Check every line below for the word "Robot" and copy each one that has it.

[Structured figure records]
====================

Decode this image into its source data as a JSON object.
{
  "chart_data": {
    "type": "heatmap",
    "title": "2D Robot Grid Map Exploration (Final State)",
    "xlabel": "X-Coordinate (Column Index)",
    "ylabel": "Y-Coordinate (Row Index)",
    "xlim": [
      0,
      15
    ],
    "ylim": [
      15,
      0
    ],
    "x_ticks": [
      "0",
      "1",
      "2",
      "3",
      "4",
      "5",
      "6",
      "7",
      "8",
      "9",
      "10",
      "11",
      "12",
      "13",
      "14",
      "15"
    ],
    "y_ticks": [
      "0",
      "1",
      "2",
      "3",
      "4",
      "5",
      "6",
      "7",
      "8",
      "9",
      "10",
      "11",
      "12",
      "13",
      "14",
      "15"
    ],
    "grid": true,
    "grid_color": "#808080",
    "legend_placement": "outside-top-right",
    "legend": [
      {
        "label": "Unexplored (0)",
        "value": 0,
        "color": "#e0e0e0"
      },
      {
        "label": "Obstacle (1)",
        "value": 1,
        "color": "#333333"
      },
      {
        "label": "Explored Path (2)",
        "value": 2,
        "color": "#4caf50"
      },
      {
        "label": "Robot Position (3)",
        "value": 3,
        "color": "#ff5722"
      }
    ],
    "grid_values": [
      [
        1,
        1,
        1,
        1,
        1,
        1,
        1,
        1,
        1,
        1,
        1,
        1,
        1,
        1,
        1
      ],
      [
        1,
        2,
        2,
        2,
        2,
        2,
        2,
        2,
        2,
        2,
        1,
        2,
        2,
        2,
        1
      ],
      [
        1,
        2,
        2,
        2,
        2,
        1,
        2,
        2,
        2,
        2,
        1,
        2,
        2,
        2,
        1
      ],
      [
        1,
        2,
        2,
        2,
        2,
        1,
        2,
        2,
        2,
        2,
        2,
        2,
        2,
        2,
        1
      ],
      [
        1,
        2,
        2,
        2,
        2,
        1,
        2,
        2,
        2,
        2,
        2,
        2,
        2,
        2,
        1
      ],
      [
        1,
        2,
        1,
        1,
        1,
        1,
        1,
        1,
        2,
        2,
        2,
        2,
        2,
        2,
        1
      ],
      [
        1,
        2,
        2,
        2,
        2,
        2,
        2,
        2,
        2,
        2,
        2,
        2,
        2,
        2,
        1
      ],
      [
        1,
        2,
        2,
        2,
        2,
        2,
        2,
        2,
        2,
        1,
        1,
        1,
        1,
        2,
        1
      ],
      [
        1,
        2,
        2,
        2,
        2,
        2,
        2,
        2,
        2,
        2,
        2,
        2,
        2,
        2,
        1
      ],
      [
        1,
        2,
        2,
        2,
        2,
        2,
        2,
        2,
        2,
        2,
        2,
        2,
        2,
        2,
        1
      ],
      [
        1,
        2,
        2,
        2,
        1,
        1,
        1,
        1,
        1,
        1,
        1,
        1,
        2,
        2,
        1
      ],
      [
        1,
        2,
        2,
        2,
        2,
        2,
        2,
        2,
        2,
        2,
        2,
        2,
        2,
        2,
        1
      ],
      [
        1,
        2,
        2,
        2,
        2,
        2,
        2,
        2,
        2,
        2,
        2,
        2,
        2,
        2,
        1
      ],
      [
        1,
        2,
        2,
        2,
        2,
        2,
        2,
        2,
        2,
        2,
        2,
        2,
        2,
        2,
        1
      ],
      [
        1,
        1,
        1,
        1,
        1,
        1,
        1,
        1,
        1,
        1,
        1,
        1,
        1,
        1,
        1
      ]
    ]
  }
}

====================

• **Response to the exercise**
    "title": "2D Robot Grid Map Exploration (Final State)",
        "label": "Robot Position (3)",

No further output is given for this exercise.